[Start of Data listing]
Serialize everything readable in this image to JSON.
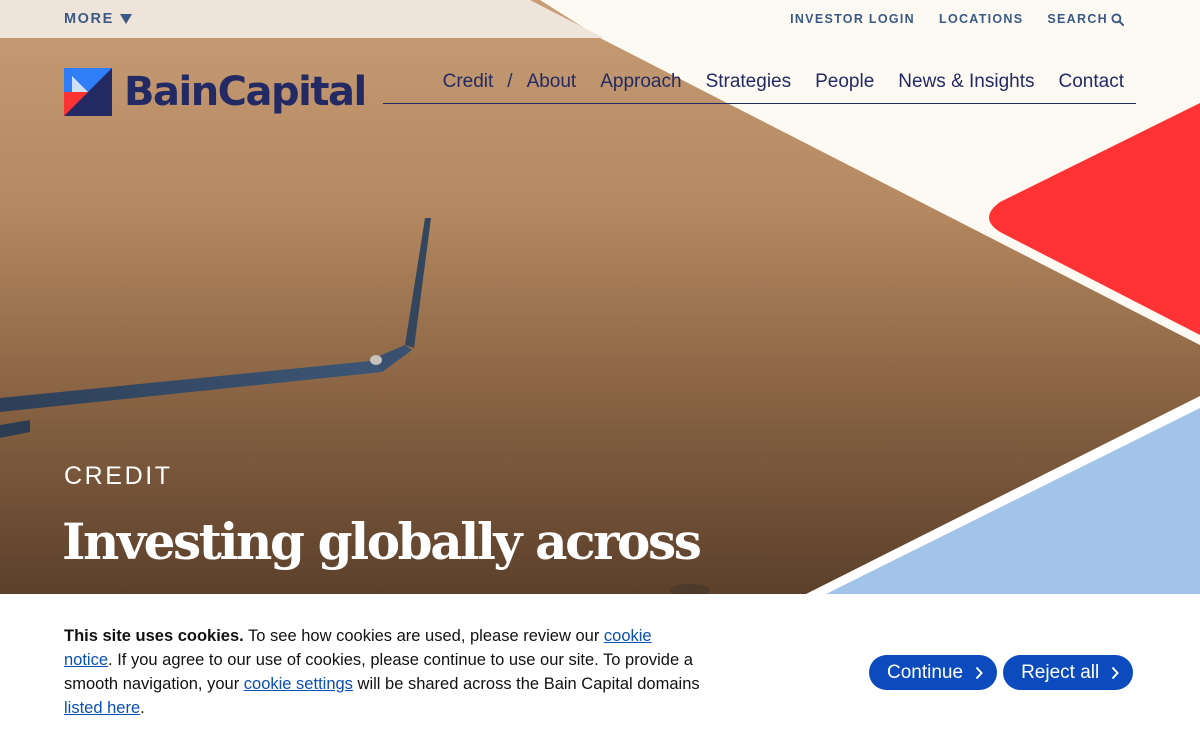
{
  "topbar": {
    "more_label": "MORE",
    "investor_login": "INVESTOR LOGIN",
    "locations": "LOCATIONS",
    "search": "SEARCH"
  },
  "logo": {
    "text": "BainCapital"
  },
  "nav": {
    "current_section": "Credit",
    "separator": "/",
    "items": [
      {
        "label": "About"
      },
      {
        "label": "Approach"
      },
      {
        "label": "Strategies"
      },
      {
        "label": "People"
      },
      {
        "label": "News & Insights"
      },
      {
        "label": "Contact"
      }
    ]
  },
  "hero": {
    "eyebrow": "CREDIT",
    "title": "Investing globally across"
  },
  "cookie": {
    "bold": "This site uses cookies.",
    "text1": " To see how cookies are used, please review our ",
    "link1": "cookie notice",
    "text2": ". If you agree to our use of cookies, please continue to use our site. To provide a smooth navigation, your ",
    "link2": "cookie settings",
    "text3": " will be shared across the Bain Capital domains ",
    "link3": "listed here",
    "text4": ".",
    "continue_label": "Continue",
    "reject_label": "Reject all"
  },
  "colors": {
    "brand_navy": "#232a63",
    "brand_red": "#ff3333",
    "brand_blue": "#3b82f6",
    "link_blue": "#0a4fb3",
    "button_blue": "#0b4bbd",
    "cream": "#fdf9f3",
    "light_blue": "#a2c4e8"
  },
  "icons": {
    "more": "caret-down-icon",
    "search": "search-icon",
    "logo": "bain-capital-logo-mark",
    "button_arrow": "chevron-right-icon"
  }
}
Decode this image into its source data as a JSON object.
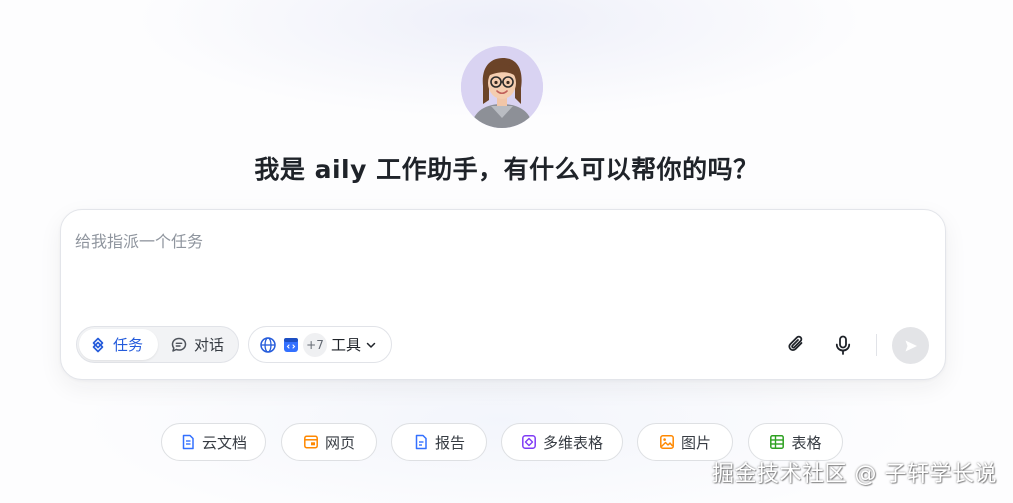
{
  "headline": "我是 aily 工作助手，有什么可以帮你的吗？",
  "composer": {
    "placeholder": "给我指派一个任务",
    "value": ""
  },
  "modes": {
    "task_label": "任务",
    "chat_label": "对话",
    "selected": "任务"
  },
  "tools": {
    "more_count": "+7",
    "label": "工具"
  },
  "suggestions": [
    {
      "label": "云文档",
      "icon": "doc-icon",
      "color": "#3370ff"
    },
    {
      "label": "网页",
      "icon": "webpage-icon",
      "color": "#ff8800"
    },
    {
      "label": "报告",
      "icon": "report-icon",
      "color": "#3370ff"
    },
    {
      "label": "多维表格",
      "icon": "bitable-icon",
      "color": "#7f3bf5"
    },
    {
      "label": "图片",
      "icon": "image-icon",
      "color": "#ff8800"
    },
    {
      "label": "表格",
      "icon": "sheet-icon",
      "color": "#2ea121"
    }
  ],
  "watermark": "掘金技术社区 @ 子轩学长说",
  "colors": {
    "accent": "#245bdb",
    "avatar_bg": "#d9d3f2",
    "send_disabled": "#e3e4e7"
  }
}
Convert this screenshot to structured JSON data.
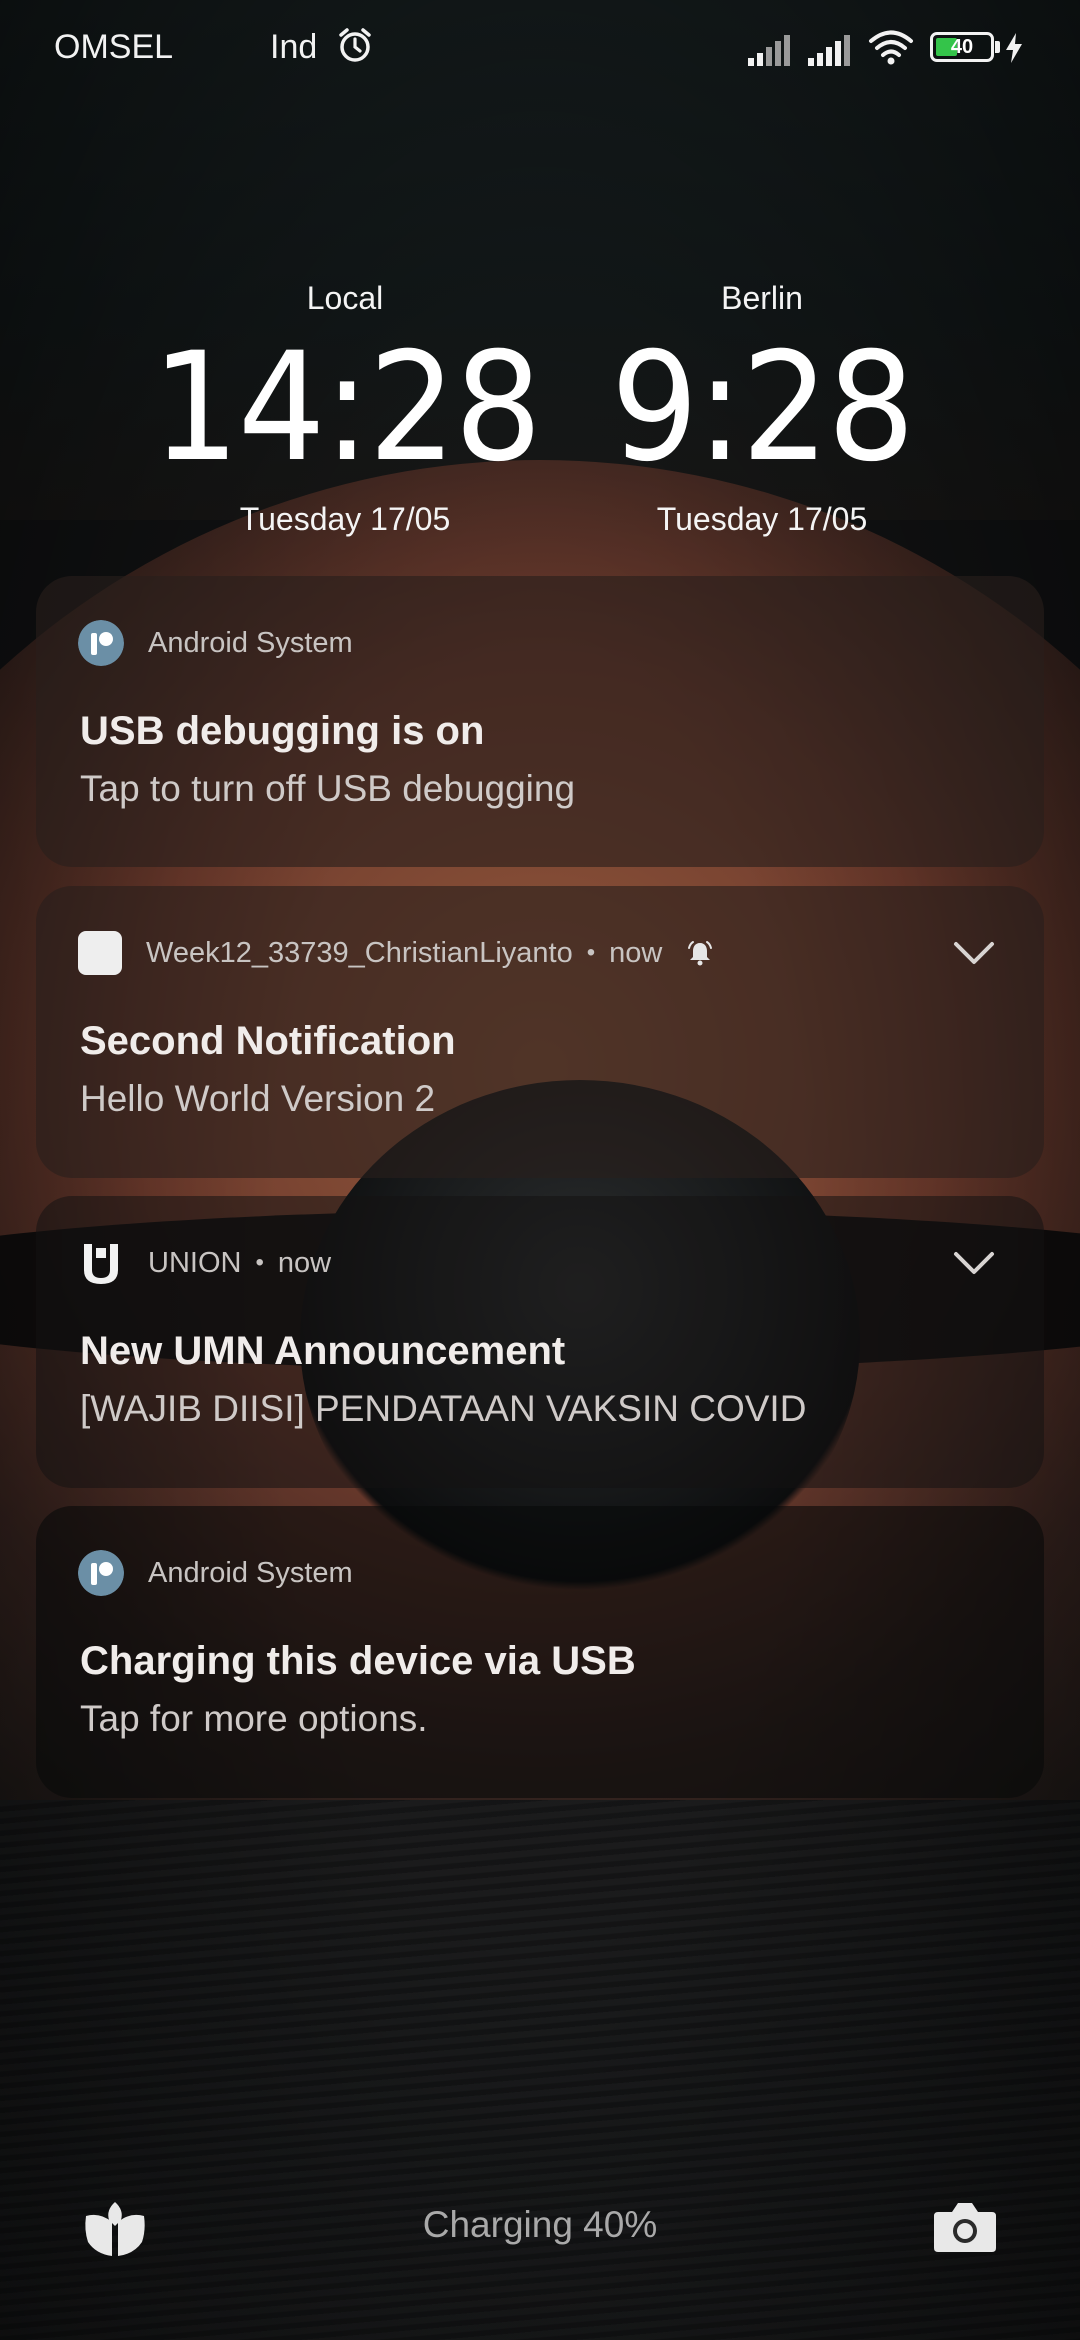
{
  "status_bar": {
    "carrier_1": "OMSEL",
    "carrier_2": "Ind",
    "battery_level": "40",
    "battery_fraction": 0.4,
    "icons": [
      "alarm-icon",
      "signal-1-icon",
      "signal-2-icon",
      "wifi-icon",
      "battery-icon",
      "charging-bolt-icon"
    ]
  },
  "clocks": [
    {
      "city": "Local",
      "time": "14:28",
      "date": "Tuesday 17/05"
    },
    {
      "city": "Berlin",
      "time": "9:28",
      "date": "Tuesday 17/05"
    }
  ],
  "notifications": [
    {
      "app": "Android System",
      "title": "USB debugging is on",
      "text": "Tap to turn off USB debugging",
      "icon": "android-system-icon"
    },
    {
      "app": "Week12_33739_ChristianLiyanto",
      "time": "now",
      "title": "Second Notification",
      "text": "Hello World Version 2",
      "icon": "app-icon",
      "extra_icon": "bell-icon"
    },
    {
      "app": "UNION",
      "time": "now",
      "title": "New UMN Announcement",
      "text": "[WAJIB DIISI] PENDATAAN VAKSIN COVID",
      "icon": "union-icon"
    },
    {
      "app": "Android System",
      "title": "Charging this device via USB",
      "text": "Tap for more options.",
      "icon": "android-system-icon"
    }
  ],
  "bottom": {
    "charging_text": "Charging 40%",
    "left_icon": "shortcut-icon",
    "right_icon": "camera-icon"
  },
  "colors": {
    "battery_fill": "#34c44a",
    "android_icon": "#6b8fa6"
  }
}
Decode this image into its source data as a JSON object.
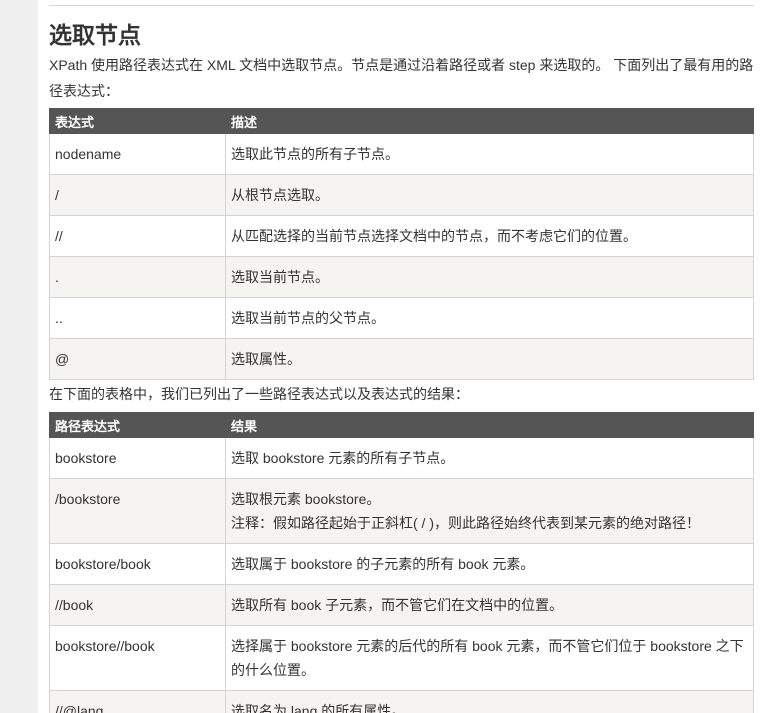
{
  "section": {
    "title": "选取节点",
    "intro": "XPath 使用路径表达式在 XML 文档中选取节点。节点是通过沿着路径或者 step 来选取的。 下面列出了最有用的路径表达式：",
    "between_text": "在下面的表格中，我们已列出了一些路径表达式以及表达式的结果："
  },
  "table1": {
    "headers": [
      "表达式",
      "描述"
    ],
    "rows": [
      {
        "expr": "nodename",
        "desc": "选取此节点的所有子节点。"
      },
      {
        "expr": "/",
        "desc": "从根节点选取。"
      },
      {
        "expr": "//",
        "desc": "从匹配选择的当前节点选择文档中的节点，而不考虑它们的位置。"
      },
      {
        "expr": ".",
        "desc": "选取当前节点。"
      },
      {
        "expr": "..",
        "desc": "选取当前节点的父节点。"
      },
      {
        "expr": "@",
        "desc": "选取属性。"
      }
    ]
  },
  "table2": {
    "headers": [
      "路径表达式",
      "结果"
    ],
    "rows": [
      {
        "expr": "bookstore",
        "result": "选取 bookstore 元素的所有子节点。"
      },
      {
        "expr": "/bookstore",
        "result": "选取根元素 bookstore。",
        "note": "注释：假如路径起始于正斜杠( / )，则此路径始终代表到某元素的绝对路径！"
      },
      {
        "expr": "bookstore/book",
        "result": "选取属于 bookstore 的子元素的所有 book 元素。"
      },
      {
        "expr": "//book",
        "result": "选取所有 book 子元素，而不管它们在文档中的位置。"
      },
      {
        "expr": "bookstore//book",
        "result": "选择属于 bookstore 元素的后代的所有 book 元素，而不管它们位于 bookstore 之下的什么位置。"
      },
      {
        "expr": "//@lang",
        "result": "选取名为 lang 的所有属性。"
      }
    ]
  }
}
[End of Data listing]
## Instructions for the task
Copy all the entries word for word. Omit any pictures.

## Solution
Serialize everything readable in this image to JSON.
{
  "topbar": {
    "more_label": "MORE",
    "investor_login": "INVESTOR LOGIN",
    "locations": "LOCATIONS",
    "search": "SEARCH"
  },
  "logo": {
    "text": "BainCapital"
  },
  "nav": {
    "current_section": "Credit",
    "separator": "/",
    "items": [
      {
        "label": "About"
      },
      {
        "label": "Approach"
      },
      {
        "label": "Strategies"
      },
      {
        "label": "People"
      },
      {
        "label": "News & Insights"
      },
      {
        "label": "Contact"
      }
    ]
  },
  "hero": {
    "eyebrow": "CREDIT",
    "title": "Investing globally across"
  },
  "cookie": {
    "bold": "This site uses cookies.",
    "text1": " To see how cookies are used, please review our ",
    "link1": "cookie notice",
    "text2": ". If you agree to our use of cookies, please continue to use our site. To provide a smooth navigation, your ",
    "link2": "cookie settings",
    "text3": " will be shared across the Bain Capital domains ",
    "link3": "listed here",
    "text4": ".",
    "continue_label": "Continue",
    "reject_label": "Reject all"
  },
  "colors": {
    "brand_navy": "#232a63",
    "brand_red": "#ff3333",
    "brand_blue": "#3b82f6",
    "link_blue": "#0a4fb3",
    "button_blue": "#0b4bbd",
    "cream": "#fdf9f3",
    "light_blue": "#a2c4e8"
  },
  "icons": {
    "more": "caret-down-icon",
    "search": "search-icon",
    "logo": "bain-capital-logo-mark",
    "button_arrow": "chevron-right-icon"
  }
}
Decode this image into its source data as a JSON object.
{
  "headline": "我是 aily 工作助手，有什么可以帮你的吗？",
  "composer": {
    "placeholder": "给我指派一个任务",
    "value": ""
  },
  "modes": {
    "task_label": "任务",
    "chat_label": "对话",
    "selected": "任务"
  },
  "tools": {
    "more_count": "+7",
    "label": "工具"
  },
  "suggestions": [
    {
      "label": "云文档",
      "icon": "doc-icon",
      "color": "#3370ff"
    },
    {
      "label": "网页",
      "icon": "webpage-icon",
      "color": "#ff8800"
    },
    {
      "label": "报告",
      "icon": "report-icon",
      "color": "#3370ff"
    },
    {
      "label": "多维表格",
      "icon": "bitable-icon",
      "color": "#7f3bf5"
    },
    {
      "label": "图片",
      "icon": "image-icon",
      "color": "#ff8800"
    },
    {
      "label": "表格",
      "icon": "sheet-icon",
      "color": "#2ea121"
    }
  ],
  "watermark": "掘金技术社区 @ 子轩学长说",
  "colors": {
    "accent": "#245bdb",
    "avatar_bg": "#d9d3f2",
    "send_disabled": "#e3e4e7"
  }
}
Convert this screenshot to structured JSON data.
{
  "status_bar": {
    "carrier_1": "OMSEL",
    "carrier_2": "Ind",
    "battery_level": "40",
    "battery_fraction": 0.4,
    "icons": [
      "alarm-icon",
      "signal-1-icon",
      "signal-2-icon",
      "wifi-icon",
      "battery-icon",
      "charging-bolt-icon"
    ]
  },
  "clocks": [
    {
      "city": "Local",
      "time": "14:28",
      "date": "Tuesday 17/05"
    },
    {
      "city": "Berlin",
      "time": "9:28",
      "date": "Tuesday 17/05"
    }
  ],
  "notifications": [
    {
      "app": "Android System",
      "title": "USB debugging is on",
      "text": "Tap to turn off USB debugging",
      "icon": "android-system-icon"
    },
    {
      "app": "Week12_33739_ChristianLiyanto",
      "time": "now",
      "title": "Second Notification",
      "text": "Hello World Version 2",
      "icon": "app-icon",
      "extra_icon": "bell-icon"
    },
    {
      "app": "UNION",
      "time": "now",
      "title": "New UMN Announcement",
      "text": "[WAJIB DIISI] PENDATAAN VAKSIN COVID",
      "icon": "union-icon"
    },
    {
      "app": "Android System",
      "title": "Charging this device via USB",
      "text": "Tap for more options.",
      "icon": "android-system-icon"
    }
  ],
  "bottom": {
    "charging_text": "Charging 40%",
    "left_icon": "shortcut-icon",
    "right_icon": "camera-icon"
  },
  "colors": {
    "battery_fill": "#34c44a",
    "android_icon": "#6b8fa6"
  }
}
Decode this image into its source data as a JSON object.
{
  "section": {
    "title": "选取节点",
    "intro": "XPath 使用路径表达式在 XML 文档中选取节点。节点是通过沿着路径或者 step 来选取的。 下面列出了最有用的路径表达式：",
    "between_text": "在下面的表格中，我们已列出了一些路径表达式以及表达式的结果："
  },
  "table1": {
    "headers": [
      "表达式",
      "描述"
    ],
    "rows": [
      {
        "expr": "nodename",
        "desc": "选取此节点的所有子节点。"
      },
      {
        "expr": "/",
        "desc": "从根节点选取。"
      },
      {
        "expr": "//",
        "desc": "从匹配选择的当前节点选择文档中的节点，而不考虑它们的位置。"
      },
      {
        "expr": ".",
        "desc": "选取当前节点。"
      },
      {
        "expr": "..",
        "desc": "选取当前节点的父节点。"
      },
      {
        "expr": "@",
        "desc": "选取属性。"
      }
    ]
  },
  "table2": {
    "headers": [
      "路径表达式",
      "结果"
    ],
    "rows": [
      {
        "expr": "bookstore",
        "result": "选取 bookstore 元素的所有子节点。"
      },
      {
        "expr": "/bookstore",
        "result": "选取根元素 bookstore。",
        "note": "注释：假如路径起始于正斜杠( / )，则此路径始终代表到某元素的绝对路径！"
      },
      {
        "expr": "bookstore/book",
        "result": "选取属于 bookstore 的子元素的所有 book 元素。"
      },
      {
        "expr": "//book",
        "result": "选取所有 book 子元素，而不管它们在文档中的位置。"
      },
      {
        "expr": "bookstore//book",
        "result": "选择属于 bookstore 元素的后代的所有 book 元素，而不管它们位于 bookstore 之下的什么位置。"
      },
      {
        "expr": "//@lang",
        "result": "选取名为 lang 的所有属性。"
      }
    ]
  }
}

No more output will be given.